──────── Working data
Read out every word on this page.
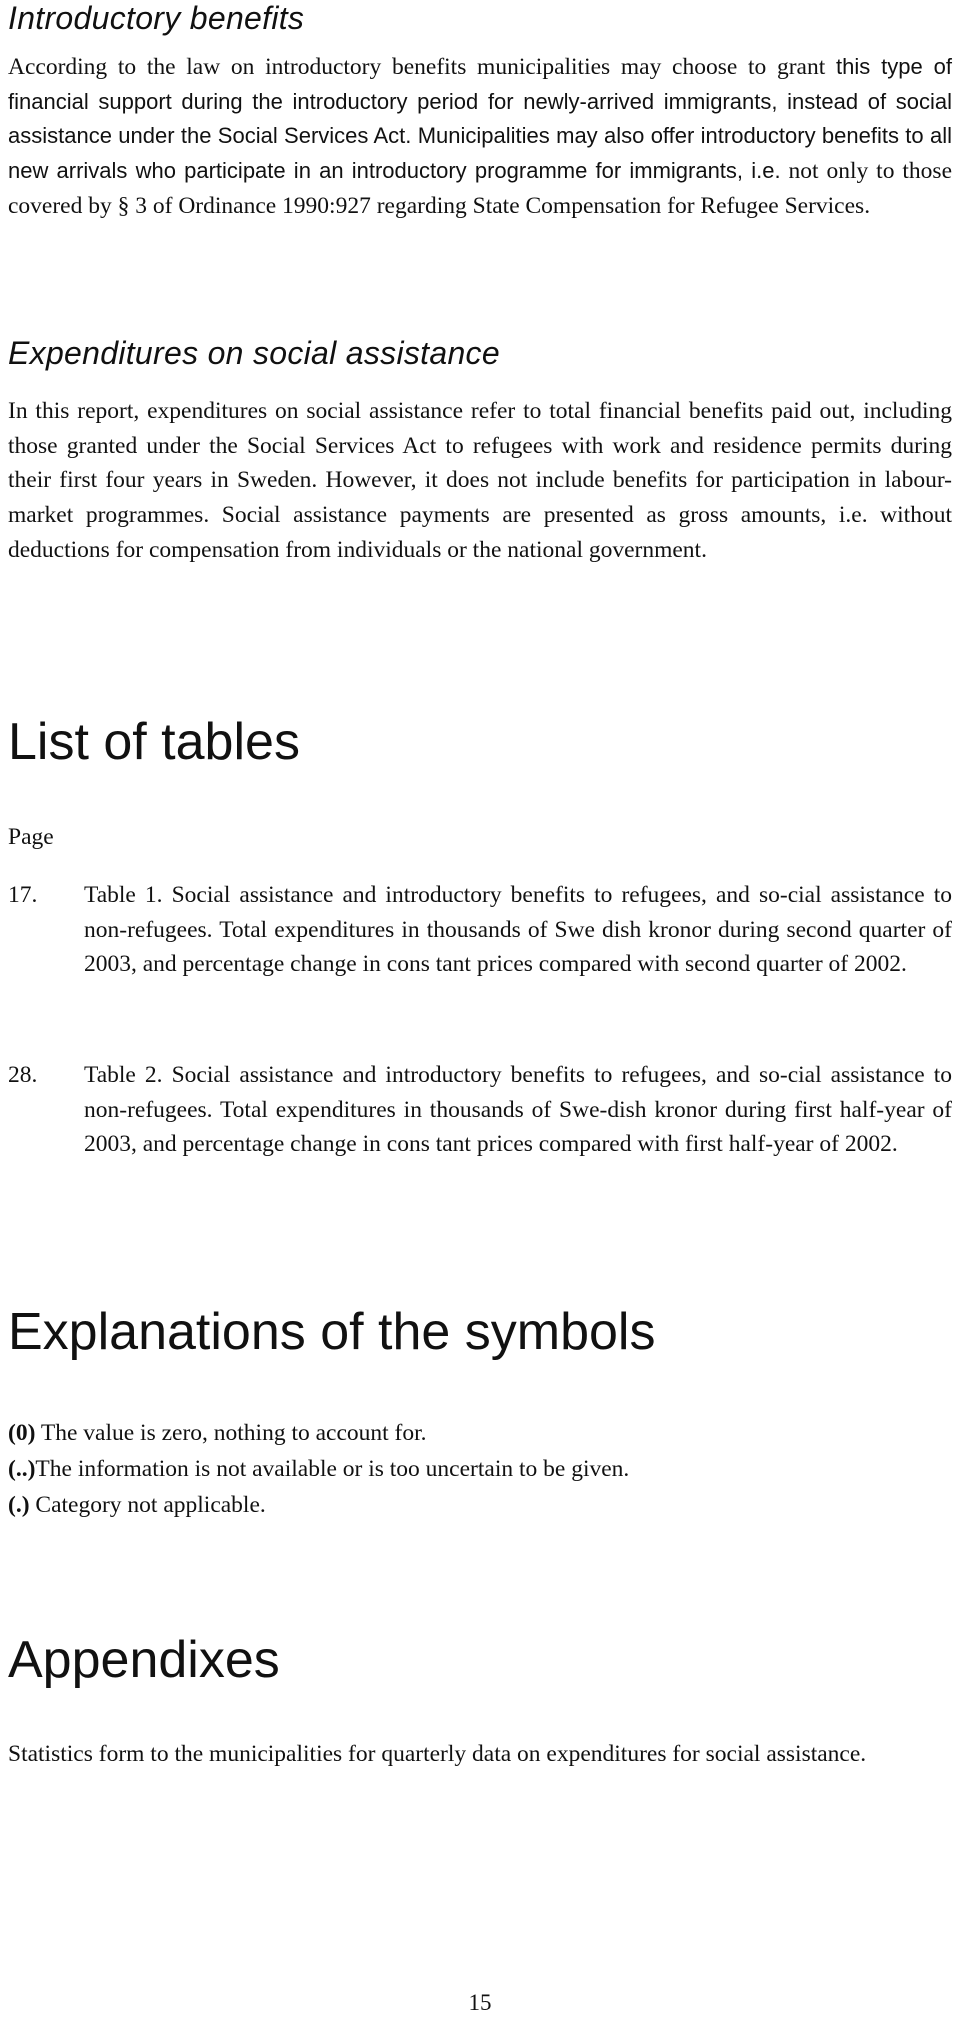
Introductory benefits

According to the law on introductory benefits municipalities may choose to grant this type of financial support during the introductory period for newly-arrived immigrants, instead of social assistance under the Social Services Act. Municipalities may also offer introductory benefits to all new arrivals who participate in an introductory programme for immigrants, i.e. not only to those covered by § 3 of Ordinance 1990:927 regarding State Compensation for Refugee Services.

Expenditures on social assistance

In this report, expenditures on social assistance refer to total financial benefits paid out, including those granted under the Social Services Act to refugees with work and residence permits during their first four years in Sweden. However, it does not include benefits for participation in labour-market programmes. Social assistance payments are presented as gross amounts, i.e. without deductions for compensation from individuals or the national government.

List of tables
Page
17.	Table 1. Social assistance and introductory benefits to refugees, and so-cial assistance to non-refugees. Total expenditures in thousands of Swe dish kronor during second quarter of 2003, and percentage change in cons tant prices compared with second quarter of 2002.
28.	Table 2. Social assistance and introductory benefits to refugees, and so-cial assistance to non-refugees. Total expenditures in thousands of Swe-dish kronor during first half-year of 2003, and percentage change in cons tant prices compared with first half-year of 2002.
Explanations of the symbols
(0) The value is zero, nothing to account for.
(..)The information is not available or is too uncertain to be given.
(.) Category not applicable.
Appendixes

Statistics form to the municipalities for quarterly data on expenditures for social assistance.

15
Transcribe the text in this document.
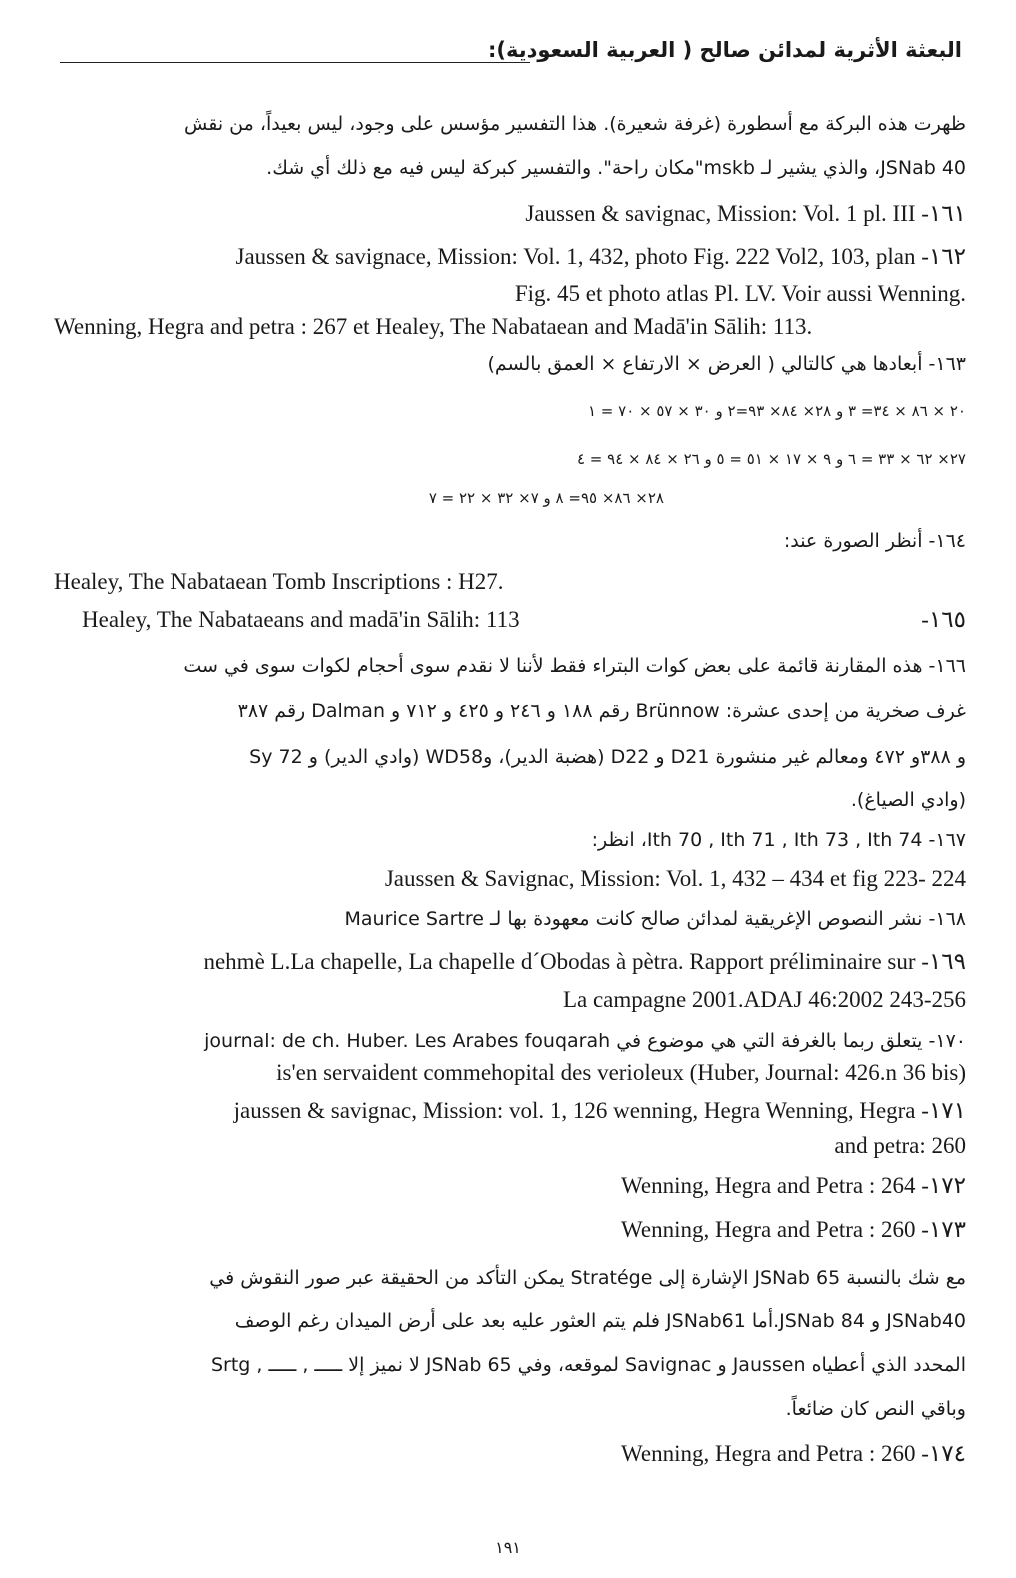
البعثة الأثرية لمدائن صالح ( العربية السعودية):
ظهرت هذه البركة مع أسطورة (غرفة شعيرة). هذا التفسير مؤسس على وجود، ليس بعيداً، من نقش
JSNab 40، والذي يشير لـ mskb"مكان راحة". والتفسير كبركة ليس فيه مع ذلك أي شك.
Jaussen & savignac, Mission: Vol. 1 pl. III -١٦١
Jaussen & savignace, Mission: Vol. 1, 432, photo Fig. 222 Vol2, 103, plan -١٦٢
Fig. 45 et photo atlas Pl. LV. Voir aussi Wenning.
Wenning, Hegra and petra : 267 et Healey, The Nabataean and Madā'in Sālih: 113.
١٦٣- أبعادها هي كالتالي ( العرض × الارتفاع × العمق بالسم)
٢٠ × ٨٦ × ٣٤= ٣ و ٢٨× ٨٤× ٩٣=٢ و ٣٠ × ٥٧ × ٧٠ = ١
٢٧× ٦٢ × ٣٣ = ٦ و ٩ × ١٧ × ٥١ = ٥ و ٢٦ × ٨٤ × ٩٤ = ٤
٢٨× ٨٦× ٩٥= ٨ و ٧× ٣٢ × ٢٢ = ٧
١٦٤- أنظر الصورة عند:
Healey, The Nabataean Tomb Inscriptions : H27.
Healey, The Nabataeans and madā'in Sālih: 113	-١٦٥
١٦٦- هذه المقارنة قائمة على بعض كوات البتراء فقط لأننا لا نقدم سوى أحجام لكوات سوى في ست
غرف صخرية من إحدى عشرة: Brünnow رقم ١٨٨ و ٢٤٦ و ٤٢٥ و ٧١٢ و Dalman رقم ٣٨٧
و ٣٨٨و ٤٧٢ ومعالم غير منشورة D21 و D22 (هضبة الدير)، وWD58 (وادي الدير) و 72 Sy
(وادي الصياغ).
١٦٧- Ith 70 , Ith 71 , Ith 73 , Ith 74، انظر:
Jaussen & Savignac, Mission: Vol. 1, 432 – 434 et fig 223- 224
١٦٨- نشر النصوص الإغريقية لمدائن صالح كانت معهودة بها لـ Maurice Sartre
nehmè L.La chapelle, La chapelle d´Obodas à pètra. Rapport préliminaire sur -١٦٩
La campagne 2001.ADAJ 46:2002 243-256
١٧٠- يتعلق ربما بالغرفة التي هي موضوع في journal: de ch. Huber. Les Arabes fouqarah
is'en servaident commehopital des verioleux (Huber, Journal: 426.n 36 bis)
jaussen & savignac, Mission: vol. 1, 126 wenning, Hegra Wenning, Hegra -١٧١
and petra: 260
Wenning, Hegra and Petra : 264 -١٧٢
Wenning, Hegra and Petra : 260 -١٧٣
مع شك بالنسبة JSNab 65 الإشارة إلى Stratége يمكن التأكد من الحقيقة عبر صور النقوش في
JSNab40 و 84 JSNab.أما JSNab61 فلم يتم العثور عليه بعد على أرض الميدان رغم الوصف
المحدد الذي أعطياه Jaussen و Savignac لموقعه، وفي JSNab 65 لا نميز إلا ـــــ , ـــــ , Srtg
وباقي النص كان ضائعاً.
Wenning, Hegra and Petra : 260 -١٧٤
١٩١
────────────────
Exercise instructions = Write out every line above exactly as it is, leaving out the pictures.

Exercise solution =
Read out every word on this page.
Introductory benefits

According to the law on introductory benefits municipalities may choose to grant this type of financial support during the introductory period for newly-arrived immigrants, instead of social assistance under the Social Services Act. Municipalities may also offer introductory benefits to all new arrivals who participate in an introductory programme for immigrants, i.e. not only to those covered by § 3 of Ordinance 1990:927 regarding State Compensation for Refugee Services.

Expenditures on social assistance

In this report, expenditures on social assistance refer to total financial benefits paid out, including those granted under the Social Services Act to refugees with work and residence permits during their first four years in Sweden. However, it does not include benefits for participation in labour-market programmes. Social assistance payments are presented as gross amounts, i.e. without deductions for compensation from individuals or the national government.

List of tables
Page
17.	Table 1. Social assistance and introductory benefits to refugees, and so-cial assistance to non-refugees. Total expenditures in thousands of Swe dish kronor during second quarter of 2003, and percentage change in cons tant prices compared with second quarter of 2002.
28.	Table 2. Social assistance and introductory benefits to refugees, and so-cial assistance to non-refugees. Total expenditures in thousands of Swe-dish kronor during first half-year of 2003, and percentage change in cons tant prices compared with first half-year of 2002.
Explanations of the symbols
(0) The value is zero, nothing to account for.
(..)The information is not available or is too uncertain to be given.
(.) Category not applicable.
Appendixes

Statistics form to the municipalities for quarterly data on expenditures for social assistance.

15
Transcribe the text in this document.
البعثة الأثرية لمدائن صالح ( العربية السعودية):
ظهرت هذه البركة مع أسطورة (غرفة شعيرة). هذا التفسير مؤسس على وجود، ليس بعيداً، من نقش
JSNab 40، والذي يشير لـ mskb"مكان راحة". والتفسير كبركة ليس فيه مع ذلك أي شك.
Jaussen & savignac, Mission: Vol. 1 pl. III -١٦١
Jaussen & savignace, Mission: Vol. 1, 432, photo Fig. 222 Vol2, 103, plan -١٦٢
Fig. 45 et photo atlas Pl. LV. Voir aussi Wenning.
Wenning, Hegra and petra : 267 et Healey, The Nabataean and Madā'in Sālih: 113.
١٦٣- أبعادها هي كالتالي ( العرض × الارتفاع × العمق بالسم)
٢٠ × ٨٦ × ٣٤= ٣ و ٢٨× ٨٤× ٩٣=٢ و ٣٠ × ٥٧ × ٧٠ = ١
٢٧× ٦٢ × ٣٣ = ٦ و ٩ × ١٧ × ٥١ = ٥ و ٢٦ × ٨٤ × ٩٤ = ٤
٢٨× ٨٦× ٩٥= ٨ و ٧× ٣٢ × ٢٢ = ٧
١٦٤- أنظر الصورة عند:
Healey, The Nabataean Tomb Inscriptions : H27.
Healey, The Nabataeans and madā'in Sālih: 113	-١٦٥
١٦٦- هذه المقارنة قائمة على بعض كوات البتراء فقط لأننا لا نقدم سوى أحجام لكوات سوى في ست
غرف صخرية من إحدى عشرة: Brünnow رقم ١٨٨ و ٢٤٦ و ٤٢٥ و ٧١٢ و Dalman رقم ٣٨٧
و ٣٨٨و ٤٧٢ ومعالم غير منشورة D21 و D22 (هضبة الدير)، وWD58 (وادي الدير) و 72 Sy
(وادي الصياغ).
١٦٧- Ith 70 , Ith 71 , Ith 73 , Ith 74، انظر:
Jaussen & Savignac, Mission: Vol. 1, 432 – 434 et fig 223- 224
١٦٨- نشر النصوص الإغريقية لمدائن صالح كانت معهودة بها لـ Maurice Sartre
nehmè L.La chapelle, La chapelle d´Obodas à pètra. Rapport préliminaire sur -١٦٩
La campagne 2001.ADAJ 46:2002 243-256
١٧٠- يتعلق ربما بالغرفة التي هي موضوع في journal: de ch. Huber. Les Arabes fouqarah
is'en servaident commehopital des verioleux (Huber, Journal: 426.n 36 bis)
jaussen & savignac, Mission: vol. 1, 126 wenning, Hegra Wenning, Hegra -١٧١
and petra: 260
Wenning, Hegra and Petra : 264 -١٧٢
Wenning, Hegra and Petra : 260 -١٧٣
مع شك بالنسبة JSNab 65 الإشارة إلى Stratége يمكن التأكد من الحقيقة عبر صور النقوش في
JSNab40 و 84 JSNab.أما JSNab61 فلم يتم العثور عليه بعد على أرض الميدان رغم الوصف
المحدد الذي أعطياه Jaussen و Savignac لموقعه، وفي JSNab 65 لا نميز إلا ـــــ , ـــــ , Srtg
وباقي النص كان ضائعاً.
Wenning, Hegra and Petra : 260 -١٧٤
١٩١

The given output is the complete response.